PROBLEM DETAILS => Exactly reproduce each record listed below.

[Records contained in a dataset]
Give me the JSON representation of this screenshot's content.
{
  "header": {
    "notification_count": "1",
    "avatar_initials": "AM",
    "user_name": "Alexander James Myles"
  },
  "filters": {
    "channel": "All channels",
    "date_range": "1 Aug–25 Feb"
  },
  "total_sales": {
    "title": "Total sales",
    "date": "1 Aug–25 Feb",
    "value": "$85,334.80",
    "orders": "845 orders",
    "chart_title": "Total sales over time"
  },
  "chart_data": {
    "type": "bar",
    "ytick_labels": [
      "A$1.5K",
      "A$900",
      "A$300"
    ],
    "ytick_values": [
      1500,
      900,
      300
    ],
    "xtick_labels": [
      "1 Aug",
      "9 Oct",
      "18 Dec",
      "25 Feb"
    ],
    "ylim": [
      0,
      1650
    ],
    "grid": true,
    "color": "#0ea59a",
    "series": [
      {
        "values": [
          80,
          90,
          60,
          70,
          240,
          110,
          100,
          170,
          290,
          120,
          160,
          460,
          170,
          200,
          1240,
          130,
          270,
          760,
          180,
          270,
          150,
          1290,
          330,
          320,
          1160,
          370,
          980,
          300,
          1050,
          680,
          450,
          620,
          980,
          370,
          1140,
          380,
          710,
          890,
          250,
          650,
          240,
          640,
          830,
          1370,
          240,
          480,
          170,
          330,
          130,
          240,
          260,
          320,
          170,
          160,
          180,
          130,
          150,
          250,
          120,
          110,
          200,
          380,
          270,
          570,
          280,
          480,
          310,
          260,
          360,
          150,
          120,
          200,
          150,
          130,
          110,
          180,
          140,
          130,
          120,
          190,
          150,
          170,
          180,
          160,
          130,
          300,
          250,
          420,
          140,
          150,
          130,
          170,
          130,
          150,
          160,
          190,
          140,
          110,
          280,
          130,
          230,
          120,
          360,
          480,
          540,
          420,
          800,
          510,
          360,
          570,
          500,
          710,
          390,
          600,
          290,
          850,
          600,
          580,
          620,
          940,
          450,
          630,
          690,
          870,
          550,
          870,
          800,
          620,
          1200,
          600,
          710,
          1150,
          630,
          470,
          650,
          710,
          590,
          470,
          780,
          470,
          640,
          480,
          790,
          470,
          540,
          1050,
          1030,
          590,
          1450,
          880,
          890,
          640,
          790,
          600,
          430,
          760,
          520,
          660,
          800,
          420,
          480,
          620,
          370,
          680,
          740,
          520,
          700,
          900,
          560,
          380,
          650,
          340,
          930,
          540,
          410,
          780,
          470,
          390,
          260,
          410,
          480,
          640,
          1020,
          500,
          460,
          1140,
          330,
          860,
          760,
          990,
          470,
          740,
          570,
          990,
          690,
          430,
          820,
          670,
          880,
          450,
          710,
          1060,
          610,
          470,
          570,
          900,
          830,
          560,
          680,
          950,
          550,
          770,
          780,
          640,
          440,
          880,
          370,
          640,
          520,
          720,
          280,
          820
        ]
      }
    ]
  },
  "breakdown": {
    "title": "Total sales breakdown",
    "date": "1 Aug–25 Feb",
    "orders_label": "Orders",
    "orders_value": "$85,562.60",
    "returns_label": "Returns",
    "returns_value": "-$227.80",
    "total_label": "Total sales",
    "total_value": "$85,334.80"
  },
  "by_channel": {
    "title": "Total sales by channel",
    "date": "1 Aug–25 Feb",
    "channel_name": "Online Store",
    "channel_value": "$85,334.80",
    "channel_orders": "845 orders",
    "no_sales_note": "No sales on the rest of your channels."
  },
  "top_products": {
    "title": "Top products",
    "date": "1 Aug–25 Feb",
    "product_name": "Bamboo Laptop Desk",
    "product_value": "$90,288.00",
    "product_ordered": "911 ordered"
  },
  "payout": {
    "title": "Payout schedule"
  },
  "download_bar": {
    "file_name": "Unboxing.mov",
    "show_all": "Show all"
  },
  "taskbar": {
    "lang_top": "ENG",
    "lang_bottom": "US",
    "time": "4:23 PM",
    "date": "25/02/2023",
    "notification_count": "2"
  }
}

RIGHT ANSWER =>
Give me the JSON representation of this screenshot's content.
{
  "header": {
    "notification_count": "1",
    "avatar_initials": "AM",
    "user_name": "Alexander James Myles"
  },
  "filters": {
    "channel": "All channels",
    "date_range": "1 Aug–25 Feb"
  },
  "total_sales": {
    "title": "Total sales",
    "date": "1 Aug–25 Feb",
    "value": "$85,334.80",
    "orders": "845 orders",
    "chart_title": "Total sales over time"
  },
  "chart_data": {
    "type": "bar",
    "ytick_labels": [
      "A$1.5K",
      "A$900",
      "A$300"
    ],
    "ytick_values": [
      1500,
      900,
      300
    ],
    "xtick_labels": [
      "1 Aug",
      "9 Oct",
      "18 Dec",
      "25 Feb"
    ],
    "ylim": [
      0,
      1650
    ],
    "grid": true,
    "color": "#0ea59a",
    "series": [
      {
        "values": [
          80,
          90,
          60,
          70,
          240,
          110,
          100,
          170,
          290,
          120,
          160,
          460,
          170,
          200,
          1240,
          130,
          270,
          760,
          180,
          270,
          150,
          1290,
          330,
          320,
          1160,
          370,
          980,
          300,
          1050,
          680,
          450,
          620,
          980,
          370,
          1140,
          380,
          710,
          890,
          250,
          650,
          240,
          640,
          830,
          1370,
          240,
          480,
          170,
          330,
          130,
          240,
          260,
          320,
          170,
          160,
          180,
          130,
          150,
          250,
          120,
          110,
          200,
          380,
          270,
          570,
          280,
          480,
          310,
          260,
          360,
          150,
          120,
          200,
          150,
          130,
          110,
          180,
          140,
          130,
          120,
          190,
          150,
          170,
          180,
          160,
          130,
          300,
          250,
          420,
          140,
          150,
          130,
          170,
          130,
          150,
          160,
          190,
          140,
          110,
          280,
          130,
          230,
          120,
          360,
          480,
          540,
          420,
          800,
          510,
          360,
          570,
          500,
          710,
          390,
          600,
          290,
          850,
          600,
          580,
          620,
          940,
          450,
          630,
          690,
          870,
          550,
          870,
          800,
          620,
          1200,
          600,
          710,
          1150,
          630,
          470,
          650,
          710,
          590,
          470,
          780,
          470,
          640,
          480,
          790,
          470,
          540,
          1050,
          1030,
          590,
          1450,
          880,
          890,
          640,
          790,
          600,
          430,
          760,
          520,
          660,
          800,
          420,
          480,
          620,
          370,
          680,
          740,
          520,
          700,
          900,
          560,
          380,
          650,
          340,
          930,
          540,
          410,
          780,
          470,
          390,
          260,
          410,
          480,
          640,
          1020,
          500,
          460,
          1140,
          330,
          860,
          760,
          990,
          470,
          740,
          570,
          990,
          690,
          430,
          820,
          670,
          880,
          450,
          710,
          1060,
          610,
          470,
          570,
          900,
          830,
          560,
          680,
          950,
          550,
          770,
          780,
          640,
          440,
          880,
          370,
          640,
          520,
          720,
          280,
          820
        ]
      }
    ]
  },
  "breakdown": {
    "title": "Total sales breakdown",
    "date": "1 Aug–25 Feb",
    "orders_label": "Orders",
    "orders_value": "$85,562.60",
    "returns_label": "Returns",
    "returns_value": "-$227.80",
    "total_label": "Total sales",
    "total_value": "$85,334.80"
  },
  "by_channel": {
    "title": "Total sales by channel",
    "date": "1 Aug–25 Feb",
    "channel_name": "Online Store",
    "channel_value": "$85,334.80",
    "channel_orders": "845 orders",
    "no_sales_note": "No sales on the rest of your channels."
  },
  "top_products": {
    "title": "Top products",
    "date": "1 Aug–25 Feb",
    "product_name": "Bamboo Laptop Desk",
    "product_value": "$90,288.00",
    "product_ordered": "911 ordered"
  },
  "payout": {
    "title": "Payout schedule"
  },
  "download_bar": {
    "file_name": "Unboxing.mov",
    "show_all": "Show all"
  },
  "taskbar": {
    "lang_top": "ENG",
    "lang_bottom": "US",
    "time": "4:23 PM",
    "date": "25/02/2023",
    "notification_count": "2"
  }
}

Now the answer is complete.